* Exercise description:
Quote every line of the records below, changing no character, number, or spacing.

* Data extract:

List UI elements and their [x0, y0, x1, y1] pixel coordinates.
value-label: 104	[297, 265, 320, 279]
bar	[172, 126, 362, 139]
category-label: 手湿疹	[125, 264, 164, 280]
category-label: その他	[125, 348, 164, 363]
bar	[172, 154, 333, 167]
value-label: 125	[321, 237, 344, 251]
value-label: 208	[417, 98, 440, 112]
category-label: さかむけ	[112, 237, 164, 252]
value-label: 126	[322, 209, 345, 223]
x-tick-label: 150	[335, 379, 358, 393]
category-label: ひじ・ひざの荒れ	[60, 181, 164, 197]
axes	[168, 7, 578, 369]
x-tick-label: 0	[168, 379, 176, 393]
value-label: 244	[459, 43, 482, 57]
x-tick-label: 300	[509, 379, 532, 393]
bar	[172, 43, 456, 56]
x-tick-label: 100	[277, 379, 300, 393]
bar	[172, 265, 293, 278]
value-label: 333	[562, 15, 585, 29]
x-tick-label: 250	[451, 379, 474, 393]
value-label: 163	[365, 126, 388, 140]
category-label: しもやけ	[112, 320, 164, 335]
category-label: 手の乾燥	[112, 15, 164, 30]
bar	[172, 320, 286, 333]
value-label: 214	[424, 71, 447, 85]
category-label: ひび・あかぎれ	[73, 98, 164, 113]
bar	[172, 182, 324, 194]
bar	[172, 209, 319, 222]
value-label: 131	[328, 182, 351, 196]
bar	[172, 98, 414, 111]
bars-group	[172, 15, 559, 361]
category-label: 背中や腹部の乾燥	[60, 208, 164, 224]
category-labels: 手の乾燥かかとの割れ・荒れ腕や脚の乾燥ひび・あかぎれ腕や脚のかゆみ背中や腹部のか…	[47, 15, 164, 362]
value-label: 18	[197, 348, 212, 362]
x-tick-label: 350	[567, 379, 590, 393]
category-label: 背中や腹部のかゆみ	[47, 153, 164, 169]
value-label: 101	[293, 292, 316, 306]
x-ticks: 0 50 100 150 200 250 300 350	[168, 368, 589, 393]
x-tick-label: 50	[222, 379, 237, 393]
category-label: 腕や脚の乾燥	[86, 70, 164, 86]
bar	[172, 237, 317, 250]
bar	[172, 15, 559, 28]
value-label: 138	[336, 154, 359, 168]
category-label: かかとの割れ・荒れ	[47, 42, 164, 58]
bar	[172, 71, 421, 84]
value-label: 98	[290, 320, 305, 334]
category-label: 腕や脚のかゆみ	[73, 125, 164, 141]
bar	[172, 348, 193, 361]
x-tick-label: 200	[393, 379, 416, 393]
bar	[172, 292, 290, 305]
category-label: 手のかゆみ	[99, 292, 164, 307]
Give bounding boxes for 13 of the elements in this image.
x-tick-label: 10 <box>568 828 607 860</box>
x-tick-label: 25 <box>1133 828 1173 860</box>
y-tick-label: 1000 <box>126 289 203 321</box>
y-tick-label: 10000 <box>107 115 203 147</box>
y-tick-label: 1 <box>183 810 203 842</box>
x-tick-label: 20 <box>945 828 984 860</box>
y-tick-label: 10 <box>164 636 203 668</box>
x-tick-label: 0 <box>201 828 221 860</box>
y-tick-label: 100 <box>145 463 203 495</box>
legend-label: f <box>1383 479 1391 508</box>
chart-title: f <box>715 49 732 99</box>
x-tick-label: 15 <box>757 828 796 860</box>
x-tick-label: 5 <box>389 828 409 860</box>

* Solution to this task:
List UI elements and their [x0, y0, x1, y1] pixel coordinates.
value-label: 104	[297, 265, 320, 279]
bar	[172, 126, 362, 139]
category-label: 手湿疹	[125, 264, 164, 280]
category-label: その他	[125, 348, 164, 363]
bar	[172, 154, 333, 167]
value-label: 125	[321, 237, 344, 251]
value-label: 208	[417, 98, 440, 112]
category-label: さかむけ	[112, 237, 164, 252]
value-label: 126	[322, 209, 345, 223]
x-tick-label: 150	[335, 379, 358, 393]
category-label: ひじ・ひざの荒れ	[60, 181, 164, 197]
axes	[168, 7, 578, 369]
x-tick-label: 0	[168, 379, 176, 393]
value-label: 244	[459, 43, 482, 57]
x-tick-label: 300	[509, 379, 532, 393]
bar	[172, 43, 456, 56]
x-tick-label: 100	[277, 379, 300, 393]
bar	[172, 265, 293, 278]
value-label: 333	[562, 15, 585, 29]
x-tick-label: 250	[451, 379, 474, 393]
value-label: 163	[365, 126, 388, 140]
category-label: しもやけ	[112, 320, 164, 335]
category-label: 手の乾燥	[112, 15, 164, 30]
bar	[172, 320, 286, 333]
value-label: 214	[424, 71, 447, 85]
category-label: ひび・あかぎれ	[73, 98, 164, 113]
bar	[172, 182, 324, 194]
bar	[172, 209, 319, 222]
value-label: 131	[328, 182, 351, 196]
bar	[172, 98, 414, 111]
bars-group	[172, 15, 559, 361]
category-label: 背中や腹部の乾燥	[60, 208, 164, 224]
category-labels: 手の乾燥かかとの割れ・荒れ腕や脚の乾燥ひび・あかぎれ腕や脚のかゆみ背中や腹部のか…	[47, 15, 164, 362]
value-label: 18	[197, 348, 212, 362]
x-tick-label: 350	[567, 379, 590, 393]
category-label: 背中や腹部のかゆみ	[47, 153, 164, 169]
value-label: 101	[293, 292, 316, 306]
x-ticks: 0 50 100 150 200 250 300 350	[168, 368, 589, 393]
x-tick-label: 50	[222, 379, 237, 393]
category-label: 腕や脚の乾燥	[86, 70, 164, 86]
bar	[172, 237, 317, 250]
bar	[172, 15, 559, 28]
value-label: 138	[336, 154, 359, 168]
category-label: かかとの割れ・荒れ	[47, 42, 164, 58]
bar	[172, 71, 421, 84]
value-label: 98	[290, 320, 305, 334]
category-label: 腕や脚のかゆみ	[73, 125, 164, 141]
bar	[172, 348, 193, 361]
x-tick-label: 200	[393, 379, 416, 393]
bar	[172, 292, 290, 305]
category-label: 手のかゆみ	[99, 292, 164, 307]
Give bounding boxes for 13 of the elements in this image.
x-tick-label: 10 <box>568 828 607 860</box>
x-tick-label: 25 <box>1133 828 1173 860</box>
y-tick-label: 1000 <box>126 289 203 321</box>
y-tick-label: 10000 <box>107 115 203 147</box>
y-tick-label: 1 <box>183 810 203 842</box>
x-tick-label: 20 <box>945 828 984 860</box>
y-tick-label: 10 <box>164 636 203 668</box>
x-tick-label: 0 <box>201 828 221 860</box>
y-tick-label: 100 <box>145 463 203 495</box>
legend-label: f <box>1383 479 1391 508</box>
chart-title: f <box>715 49 732 99</box>
x-tick-label: 15 <box>757 828 796 860</box>
x-tick-label: 5 <box>389 828 409 860</box>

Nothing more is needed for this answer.